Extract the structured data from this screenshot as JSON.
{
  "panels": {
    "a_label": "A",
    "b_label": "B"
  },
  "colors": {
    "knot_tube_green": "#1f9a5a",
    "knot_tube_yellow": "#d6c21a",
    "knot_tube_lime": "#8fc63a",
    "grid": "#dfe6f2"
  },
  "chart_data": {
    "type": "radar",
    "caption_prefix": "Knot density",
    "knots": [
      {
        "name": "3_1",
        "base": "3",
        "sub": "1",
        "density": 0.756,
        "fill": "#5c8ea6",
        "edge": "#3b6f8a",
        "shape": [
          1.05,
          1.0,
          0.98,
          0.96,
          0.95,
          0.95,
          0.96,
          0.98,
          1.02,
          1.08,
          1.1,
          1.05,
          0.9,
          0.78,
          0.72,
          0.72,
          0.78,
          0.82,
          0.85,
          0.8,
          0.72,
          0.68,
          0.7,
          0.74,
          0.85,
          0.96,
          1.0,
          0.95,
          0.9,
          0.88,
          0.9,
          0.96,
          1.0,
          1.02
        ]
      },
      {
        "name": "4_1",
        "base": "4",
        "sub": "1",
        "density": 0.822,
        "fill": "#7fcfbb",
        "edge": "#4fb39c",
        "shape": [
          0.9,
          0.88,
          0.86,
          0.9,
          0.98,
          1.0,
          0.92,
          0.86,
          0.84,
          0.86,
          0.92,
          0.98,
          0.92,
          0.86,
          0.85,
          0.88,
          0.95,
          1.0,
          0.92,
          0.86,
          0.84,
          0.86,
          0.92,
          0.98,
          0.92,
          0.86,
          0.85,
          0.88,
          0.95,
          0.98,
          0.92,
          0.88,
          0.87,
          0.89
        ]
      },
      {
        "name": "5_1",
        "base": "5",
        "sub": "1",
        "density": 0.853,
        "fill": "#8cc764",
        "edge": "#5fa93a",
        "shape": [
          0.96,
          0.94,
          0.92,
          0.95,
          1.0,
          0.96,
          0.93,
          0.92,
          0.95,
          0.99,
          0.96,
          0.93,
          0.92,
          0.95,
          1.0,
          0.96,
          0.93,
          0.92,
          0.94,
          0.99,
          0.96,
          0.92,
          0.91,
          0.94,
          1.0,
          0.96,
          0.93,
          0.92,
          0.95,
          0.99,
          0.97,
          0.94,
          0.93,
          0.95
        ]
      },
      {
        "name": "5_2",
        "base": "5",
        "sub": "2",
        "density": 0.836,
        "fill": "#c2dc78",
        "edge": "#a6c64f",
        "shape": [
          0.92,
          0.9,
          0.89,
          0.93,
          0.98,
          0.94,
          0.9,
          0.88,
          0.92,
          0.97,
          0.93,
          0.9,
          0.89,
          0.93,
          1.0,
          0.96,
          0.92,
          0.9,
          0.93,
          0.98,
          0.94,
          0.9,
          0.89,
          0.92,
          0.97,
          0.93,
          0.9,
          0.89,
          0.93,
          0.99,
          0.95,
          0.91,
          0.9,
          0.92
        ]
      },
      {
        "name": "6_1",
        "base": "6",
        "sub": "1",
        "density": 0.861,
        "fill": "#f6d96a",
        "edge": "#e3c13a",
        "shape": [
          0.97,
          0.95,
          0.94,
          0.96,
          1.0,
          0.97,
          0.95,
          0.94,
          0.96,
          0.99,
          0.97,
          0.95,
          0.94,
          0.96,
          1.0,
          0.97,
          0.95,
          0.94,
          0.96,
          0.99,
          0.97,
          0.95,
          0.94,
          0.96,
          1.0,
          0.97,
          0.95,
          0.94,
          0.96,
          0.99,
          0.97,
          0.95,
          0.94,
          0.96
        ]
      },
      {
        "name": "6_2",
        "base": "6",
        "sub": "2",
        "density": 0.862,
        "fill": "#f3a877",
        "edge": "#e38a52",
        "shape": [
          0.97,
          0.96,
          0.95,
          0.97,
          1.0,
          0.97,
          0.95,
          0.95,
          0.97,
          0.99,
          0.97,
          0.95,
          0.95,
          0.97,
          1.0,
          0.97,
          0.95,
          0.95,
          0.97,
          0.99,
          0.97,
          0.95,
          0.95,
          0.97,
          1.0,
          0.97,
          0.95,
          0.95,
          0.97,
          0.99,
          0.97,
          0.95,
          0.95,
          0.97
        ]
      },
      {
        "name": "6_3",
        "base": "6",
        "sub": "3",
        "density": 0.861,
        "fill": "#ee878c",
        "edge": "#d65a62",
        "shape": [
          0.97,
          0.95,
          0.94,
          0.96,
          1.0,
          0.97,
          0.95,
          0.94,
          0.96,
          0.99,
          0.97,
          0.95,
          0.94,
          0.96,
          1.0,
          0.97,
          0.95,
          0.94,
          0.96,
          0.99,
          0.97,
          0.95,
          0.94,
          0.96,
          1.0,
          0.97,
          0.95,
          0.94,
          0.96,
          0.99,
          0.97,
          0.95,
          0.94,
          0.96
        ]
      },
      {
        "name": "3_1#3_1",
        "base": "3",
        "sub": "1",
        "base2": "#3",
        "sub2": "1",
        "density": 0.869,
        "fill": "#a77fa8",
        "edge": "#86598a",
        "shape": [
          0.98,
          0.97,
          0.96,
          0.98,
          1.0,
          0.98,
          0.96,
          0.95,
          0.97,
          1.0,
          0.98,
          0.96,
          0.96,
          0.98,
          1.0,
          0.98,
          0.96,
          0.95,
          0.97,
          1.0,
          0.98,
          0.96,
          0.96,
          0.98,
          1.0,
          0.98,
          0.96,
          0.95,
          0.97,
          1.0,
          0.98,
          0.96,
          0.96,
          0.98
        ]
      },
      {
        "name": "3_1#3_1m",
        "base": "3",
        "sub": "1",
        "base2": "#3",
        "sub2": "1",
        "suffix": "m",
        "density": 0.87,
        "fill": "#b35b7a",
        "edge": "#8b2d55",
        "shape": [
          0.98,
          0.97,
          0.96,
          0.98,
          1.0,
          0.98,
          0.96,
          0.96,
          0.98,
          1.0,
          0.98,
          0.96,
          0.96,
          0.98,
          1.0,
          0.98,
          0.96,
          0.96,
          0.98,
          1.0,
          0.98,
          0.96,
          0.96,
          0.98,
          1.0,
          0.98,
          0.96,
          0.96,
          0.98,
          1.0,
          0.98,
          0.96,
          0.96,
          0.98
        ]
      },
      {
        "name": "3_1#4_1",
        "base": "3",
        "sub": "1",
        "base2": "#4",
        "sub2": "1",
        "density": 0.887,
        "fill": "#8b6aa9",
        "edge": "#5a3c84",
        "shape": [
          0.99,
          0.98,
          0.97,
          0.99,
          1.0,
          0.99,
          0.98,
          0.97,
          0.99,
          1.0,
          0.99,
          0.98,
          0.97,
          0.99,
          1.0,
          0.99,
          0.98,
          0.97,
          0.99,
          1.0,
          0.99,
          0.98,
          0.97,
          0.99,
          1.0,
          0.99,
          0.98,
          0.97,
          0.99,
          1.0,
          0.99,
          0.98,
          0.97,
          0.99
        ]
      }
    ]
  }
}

────────────────────

REQUIRED TASK: Return all of the above records exactly, leaving no line out.

ANSWER TO THE EXERCISE:
Extract the structured data from this screenshot as JSON.
{
  "panels": {
    "a_label": "A",
    "b_label": "B"
  },
  "colors": {
    "knot_tube_green": "#1f9a5a",
    "knot_tube_yellow": "#d6c21a",
    "knot_tube_lime": "#8fc63a",
    "grid": "#dfe6f2"
  },
  "chart_data": {
    "type": "radar",
    "caption_prefix": "Knot density",
    "knots": [
      {
        "name": "3_1",
        "base": "3",
        "sub": "1",
        "density": 0.756,
        "fill": "#5c8ea6",
        "edge": "#3b6f8a",
        "shape": [
          1.05,
          1.0,
          0.98,
          0.96,
          0.95,
          0.95,
          0.96,
          0.98,
          1.02,
          1.08,
          1.1,
          1.05,
          0.9,
          0.78,
          0.72,
          0.72,
          0.78,
          0.82,
          0.85,
          0.8,
          0.72,
          0.68,
          0.7,
          0.74,
          0.85,
          0.96,
          1.0,
          0.95,
          0.9,
          0.88,
          0.9,
          0.96,
          1.0,
          1.02
        ]
      },
      {
        "name": "4_1",
        "base": "4",
        "sub": "1",
        "density": 0.822,
        "fill": "#7fcfbb",
        "edge": "#4fb39c",
        "shape": [
          0.9,
          0.88,
          0.86,
          0.9,
          0.98,
          1.0,
          0.92,
          0.86,
          0.84,
          0.86,
          0.92,
          0.98,
          0.92,
          0.86,
          0.85,
          0.88,
          0.95,
          1.0,
          0.92,
          0.86,
          0.84,
          0.86,
          0.92,
          0.98,
          0.92,
          0.86,
          0.85,
          0.88,
          0.95,
          0.98,
          0.92,
          0.88,
          0.87,
          0.89
        ]
      },
      {
        "name": "5_1",
        "base": "5",
        "sub": "1",
        "density": 0.853,
        "fill": "#8cc764",
        "edge": "#5fa93a",
        "shape": [
          0.96,
          0.94,
          0.92,
          0.95,
          1.0,
          0.96,
          0.93,
          0.92,
          0.95,
          0.99,
          0.96,
          0.93,
          0.92,
          0.95,
          1.0,
          0.96,
          0.93,
          0.92,
          0.94,
          0.99,
          0.96,
          0.92,
          0.91,
          0.94,
          1.0,
          0.96,
          0.93,
          0.92,
          0.95,
          0.99,
          0.97,
          0.94,
          0.93,
          0.95
        ]
      },
      {
        "name": "5_2",
        "base": "5",
        "sub": "2",
        "density": 0.836,
        "fill": "#c2dc78",
        "edge": "#a6c64f",
        "shape": [
          0.92,
          0.9,
          0.89,
          0.93,
          0.98,
          0.94,
          0.9,
          0.88,
          0.92,
          0.97,
          0.93,
          0.9,
          0.89,
          0.93,
          1.0,
          0.96,
          0.92,
          0.9,
          0.93,
          0.98,
          0.94,
          0.9,
          0.89,
          0.92,
          0.97,
          0.93,
          0.9,
          0.89,
          0.93,
          0.99,
          0.95,
          0.91,
          0.9,
          0.92
        ]
      },
      {
        "name": "6_1",
        "base": "6",
        "sub": "1",
        "density": 0.861,
        "fill": "#f6d96a",
        "edge": "#e3c13a",
        "shape": [
          0.97,
          0.95,
          0.94,
          0.96,
          1.0,
          0.97,
          0.95,
          0.94,
          0.96,
          0.99,
          0.97,
          0.95,
          0.94,
          0.96,
          1.0,
          0.97,
          0.95,
          0.94,
          0.96,
          0.99,
          0.97,
          0.95,
          0.94,
          0.96,
          1.0,
          0.97,
          0.95,
          0.94,
          0.96,
          0.99,
          0.97,
          0.95,
          0.94,
          0.96
        ]
      },
      {
        "name": "6_2",
        "base": "6",
        "sub": "2",
        "density": 0.862,
        "fill": "#f3a877",
        "edge": "#e38a52",
        "shape": [
          0.97,
          0.96,
          0.95,
          0.97,
          1.0,
          0.97,
          0.95,
          0.95,
          0.97,
          0.99,
          0.97,
          0.95,
          0.95,
          0.97,
          1.0,
          0.97,
          0.95,
          0.95,
          0.97,
          0.99,
          0.97,
          0.95,
          0.95,
          0.97,
          1.0,
          0.97,
          0.95,
          0.95,
          0.97,
          0.99,
          0.97,
          0.95,
          0.95,
          0.97
        ]
      },
      {
        "name": "6_3",
        "base": "6",
        "sub": "3",
        "density": 0.861,
        "fill": "#ee878c",
        "edge": "#d65a62",
        "shape": [
          0.97,
          0.95,
          0.94,
          0.96,
          1.0,
          0.97,
          0.95,
          0.94,
          0.96,
          0.99,
          0.97,
          0.95,
          0.94,
          0.96,
          1.0,
          0.97,
          0.95,
          0.94,
          0.96,
          0.99,
          0.97,
          0.95,
          0.94,
          0.96,
          1.0,
          0.97,
          0.95,
          0.94,
          0.96,
          0.99,
          0.97,
          0.95,
          0.94,
          0.96
        ]
      },
      {
        "name": "3_1#3_1",
        "base": "3",
        "sub": "1",
        "base2": "#3",
        "sub2": "1",
        "density": 0.869,
        "fill": "#a77fa8",
        "edge": "#86598a",
        "shape": [
          0.98,
          0.97,
          0.96,
          0.98,
          1.0,
          0.98,
          0.96,
          0.95,
          0.97,
          1.0,
          0.98,
          0.96,
          0.96,
          0.98,
          1.0,
          0.98,
          0.96,
          0.95,
          0.97,
          1.0,
          0.98,
          0.96,
          0.96,
          0.98,
          1.0,
          0.98,
          0.96,
          0.95,
          0.97,
          1.0,
          0.98,
          0.96,
          0.96,
          0.98
        ]
      },
      {
        "name": "3_1#3_1m",
        "base": "3",
        "sub": "1",
        "base2": "#3",
        "sub2": "1",
        "suffix": "m",
        "density": 0.87,
        "fill": "#b35b7a",
        "edge": "#8b2d55",
        "shape": [
          0.98,
          0.97,
          0.96,
          0.98,
          1.0,
          0.98,
          0.96,
          0.96,
          0.98,
          1.0,
          0.98,
          0.96,
          0.96,
          0.98,
          1.0,
          0.98,
          0.96,
          0.96,
          0.98,
          1.0,
          0.98,
          0.96,
          0.96,
          0.98,
          1.0,
          0.98,
          0.96,
          0.96,
          0.98,
          1.0,
          0.98,
          0.96,
          0.96,
          0.98
        ]
      },
      {
        "name": "3_1#4_1",
        "base": "3",
        "sub": "1",
        "base2": "#4",
        "sub2": "1",
        "density": 0.887,
        "fill": "#8b6aa9",
        "edge": "#5a3c84",
        "shape": [
          0.99,
          0.98,
          0.97,
          0.99,
          1.0,
          0.99,
          0.98,
          0.97,
          0.99,
          1.0,
          0.99,
          0.98,
          0.97,
          0.99,
          1.0,
          0.99,
          0.98,
          0.97,
          0.99,
          1.0,
          0.99,
          0.98,
          0.97,
          0.99,
          1.0,
          0.99,
          0.98,
          0.97,
          0.99,
          1.0,
          0.99,
          0.98,
          0.97,
          0.99
        ]
      }
    ]
  }
}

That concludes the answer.